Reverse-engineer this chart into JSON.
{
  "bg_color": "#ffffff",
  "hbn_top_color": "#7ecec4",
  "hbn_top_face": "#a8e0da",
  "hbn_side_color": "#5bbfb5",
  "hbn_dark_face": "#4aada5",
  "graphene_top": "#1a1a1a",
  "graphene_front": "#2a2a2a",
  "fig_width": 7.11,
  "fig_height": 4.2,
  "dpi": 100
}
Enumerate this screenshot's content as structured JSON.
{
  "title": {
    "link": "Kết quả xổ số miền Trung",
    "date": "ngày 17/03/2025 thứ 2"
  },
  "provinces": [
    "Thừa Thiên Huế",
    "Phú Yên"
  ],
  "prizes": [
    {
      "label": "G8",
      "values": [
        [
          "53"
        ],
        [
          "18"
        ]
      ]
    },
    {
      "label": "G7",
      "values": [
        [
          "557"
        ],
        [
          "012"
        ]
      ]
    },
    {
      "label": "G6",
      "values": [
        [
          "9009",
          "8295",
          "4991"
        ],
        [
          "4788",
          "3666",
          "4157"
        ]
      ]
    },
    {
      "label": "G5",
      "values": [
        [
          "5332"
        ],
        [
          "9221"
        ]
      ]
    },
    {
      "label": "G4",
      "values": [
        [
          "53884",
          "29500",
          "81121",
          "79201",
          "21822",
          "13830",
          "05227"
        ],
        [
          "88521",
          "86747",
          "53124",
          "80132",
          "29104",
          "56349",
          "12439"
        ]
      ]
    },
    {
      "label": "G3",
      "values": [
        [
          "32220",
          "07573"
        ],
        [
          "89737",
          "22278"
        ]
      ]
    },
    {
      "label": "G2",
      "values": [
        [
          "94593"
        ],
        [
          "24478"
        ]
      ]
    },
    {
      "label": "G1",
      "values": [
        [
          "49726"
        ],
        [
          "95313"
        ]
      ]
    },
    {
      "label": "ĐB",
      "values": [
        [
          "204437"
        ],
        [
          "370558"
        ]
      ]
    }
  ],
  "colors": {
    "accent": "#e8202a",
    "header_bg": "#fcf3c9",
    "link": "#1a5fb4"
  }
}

Exercise — Every line of the data above should be copied exactly.

Written solution —
Reverse-engineer this chart into JSON.
{
  "bg_color": "#ffffff",
  "hbn_top_color": "#7ecec4",
  "hbn_top_face": "#a8e0da",
  "hbn_side_color": "#5bbfb5",
  "hbn_dark_face": "#4aada5",
  "graphene_top": "#1a1a1a",
  "graphene_front": "#2a2a2a",
  "fig_width": 7.11,
  "fig_height": 4.2,
  "dpi": 100
}
Enumerate this screenshot's content as structured JSON.
{
  "title": {
    "link": "Kết quả xổ số miền Trung",
    "date": "ngày 17/03/2025 thứ 2"
  },
  "provinces": [
    "Thừa Thiên Huế",
    "Phú Yên"
  ],
  "prizes": [
    {
      "label": "G8",
      "values": [
        [
          "53"
        ],
        [
          "18"
        ]
      ]
    },
    {
      "label": "G7",
      "values": [
        [
          "557"
        ],
        [
          "012"
        ]
      ]
    },
    {
      "label": "G6",
      "values": [
        [
          "9009",
          "8295",
          "4991"
        ],
        [
          "4788",
          "3666",
          "4157"
        ]
      ]
    },
    {
      "label": "G5",
      "values": [
        [
          "5332"
        ],
        [
          "9221"
        ]
      ]
    },
    {
      "label": "G4",
      "values": [
        [
          "53884",
          "29500",
          "81121",
          "79201",
          "21822",
          "13830",
          "05227"
        ],
        [
          "88521",
          "86747",
          "53124",
          "80132",
          "29104",
          "56349",
          "12439"
        ]
      ]
    },
    {
      "label": "G3",
      "values": [
        [
          "32220",
          "07573"
        ],
        [
          "89737",
          "22278"
        ]
      ]
    },
    {
      "label": "G2",
      "values": [
        [
          "94593"
        ],
        [
          "24478"
        ]
      ]
    },
    {
      "label": "G1",
      "values": [
        [
          "49726"
        ],
        [
          "95313"
        ]
      ]
    },
    {
      "label": "ĐB",
      "values": [
        [
          "204437"
        ],
        [
          "370558"
        ]
      ]
    }
  ],
  "colors": {
    "accent": "#e8202a",
    "header_bg": "#fcf3c9",
    "link": "#1a5fb4"
  }
}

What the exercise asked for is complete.